TEXTE SUPPORT —
Exemple de négociation sans MeSoRe
Damien a pensé qu’il serait gagnant en acceptant l’offre de dédommagement du garagiste pour un dysfonctionnement sur son véhicule. Il aurait pourtant payé moins cher en allant se renseigner au garage situé à deux kilomètres de son domicile… Damien n’avait pas évalué la somme demandée par le garagiste, ni envisagé de solution de repli en cas d’offre non valable.
Chercher un meilleur accord grâce à votre MeSoRe
Fonctionner ainsi à tâtons, c’est prendre le risque d’accepter une offre moins favorable à ce qui aurait pu être obtenu ailleurs sans accord (« j’ai sans doute d’autres options, mais cet accord me semble intéressant »).
En ayant pris la mesure des choses, c’est-à-dire en anticipant pour évaluer la proposition minimum acceptable, vous ne sortez jamais dupé ou déçu d’une négociation. Connaître sa MeSoRe nécessite de bâtir un plan en amont pour connaître vos possibilités et évaluer ce qui est acceptable.
Des MESORE plus ou moins fragiles
Votre meilleure solution de repli détermine à quel moment vous pouvez refuser une proposition non favorable. Plus votre MESORE est solide, plus vous pouvez négocier des clauses avantageuses, en sachant que vous êtes en position de force, avec une solution acceptable si un accord ne peut pas être trouvé.
En revanche, si votre MESORE est fragile, vous serez dans une position de négociation précaire. Quand un négociateur a une faible MESORE (on n’a pas les informations en main pour la définir), il lui est difficile de refuser une proposition, même modeste. De plus, si son interlocuteur est au courant de la fragilité de sa MESORE, le négociateur voit sa marge de manœuvre terriblement réduite.

CONSIGNE A —
D'après le texte sur la MeSoRe, qu'est-ce que Damien n'avait pas évalué avant d'accepter l'offre du garagiste ?
CONSIGNE B —
Reprenez le texte sur la MeSoRe après sa dernière phrase et poursuivez-le.
La liste qui suit est un document indépendant du texte support.

DONNÉES EXTRAITES —
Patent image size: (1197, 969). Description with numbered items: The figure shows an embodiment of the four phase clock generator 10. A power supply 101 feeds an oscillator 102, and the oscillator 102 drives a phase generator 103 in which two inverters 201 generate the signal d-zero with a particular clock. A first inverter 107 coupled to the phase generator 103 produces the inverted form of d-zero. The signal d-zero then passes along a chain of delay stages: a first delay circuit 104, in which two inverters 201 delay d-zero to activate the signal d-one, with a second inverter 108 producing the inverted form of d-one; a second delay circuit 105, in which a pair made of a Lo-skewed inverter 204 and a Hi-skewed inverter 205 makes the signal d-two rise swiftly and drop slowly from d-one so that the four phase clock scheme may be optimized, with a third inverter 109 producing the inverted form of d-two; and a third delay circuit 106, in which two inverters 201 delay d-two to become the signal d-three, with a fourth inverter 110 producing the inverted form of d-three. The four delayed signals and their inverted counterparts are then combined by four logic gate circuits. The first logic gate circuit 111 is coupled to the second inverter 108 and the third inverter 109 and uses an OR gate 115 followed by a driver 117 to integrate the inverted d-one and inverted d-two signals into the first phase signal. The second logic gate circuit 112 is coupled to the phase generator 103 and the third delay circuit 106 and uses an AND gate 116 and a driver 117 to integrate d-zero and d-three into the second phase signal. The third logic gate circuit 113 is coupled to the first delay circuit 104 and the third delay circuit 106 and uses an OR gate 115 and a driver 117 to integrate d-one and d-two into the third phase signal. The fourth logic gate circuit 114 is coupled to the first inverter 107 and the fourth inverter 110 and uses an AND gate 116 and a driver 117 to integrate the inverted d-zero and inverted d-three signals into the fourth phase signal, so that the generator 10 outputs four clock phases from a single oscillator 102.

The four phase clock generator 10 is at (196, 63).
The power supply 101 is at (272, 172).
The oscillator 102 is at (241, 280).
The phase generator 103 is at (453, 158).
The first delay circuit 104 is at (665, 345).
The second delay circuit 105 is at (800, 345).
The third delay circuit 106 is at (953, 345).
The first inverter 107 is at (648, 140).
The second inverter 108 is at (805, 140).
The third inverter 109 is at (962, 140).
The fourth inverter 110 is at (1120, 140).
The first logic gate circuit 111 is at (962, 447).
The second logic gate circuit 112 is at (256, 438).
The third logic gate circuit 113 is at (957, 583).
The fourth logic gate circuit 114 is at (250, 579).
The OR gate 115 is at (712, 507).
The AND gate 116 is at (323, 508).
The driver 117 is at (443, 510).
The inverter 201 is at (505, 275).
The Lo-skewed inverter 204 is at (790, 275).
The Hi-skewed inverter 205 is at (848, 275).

CORRIGÉ A —
Il n'avait pas évalué la somme demandée par le garagiste.

CORRIGÉ B —
Exercice d’application : Prenez quelques minutes pour vous remémorer votre dernière situation de négociation, aviez-vous une MESORE sous le coude ? Était-elle fragile ou solide ? Pouvez-vous la quantifier ?
Connaître sa MESORE pour surveiller ses arrières
Une MESORE fragile n’est pas forcément synonyme de défaite à l’arrivée. Quelles que soient les cartes dont vous disposez, il existe heureusement 3 méthodes pour consolider votre jeu de fin négociateur :
- Booster votre MESORE
- Identifier la MESORE de l’autre partie
- Rendre vulnérable la MESORE adverse
Connaître sa MESORE pour mieux l’augmenter !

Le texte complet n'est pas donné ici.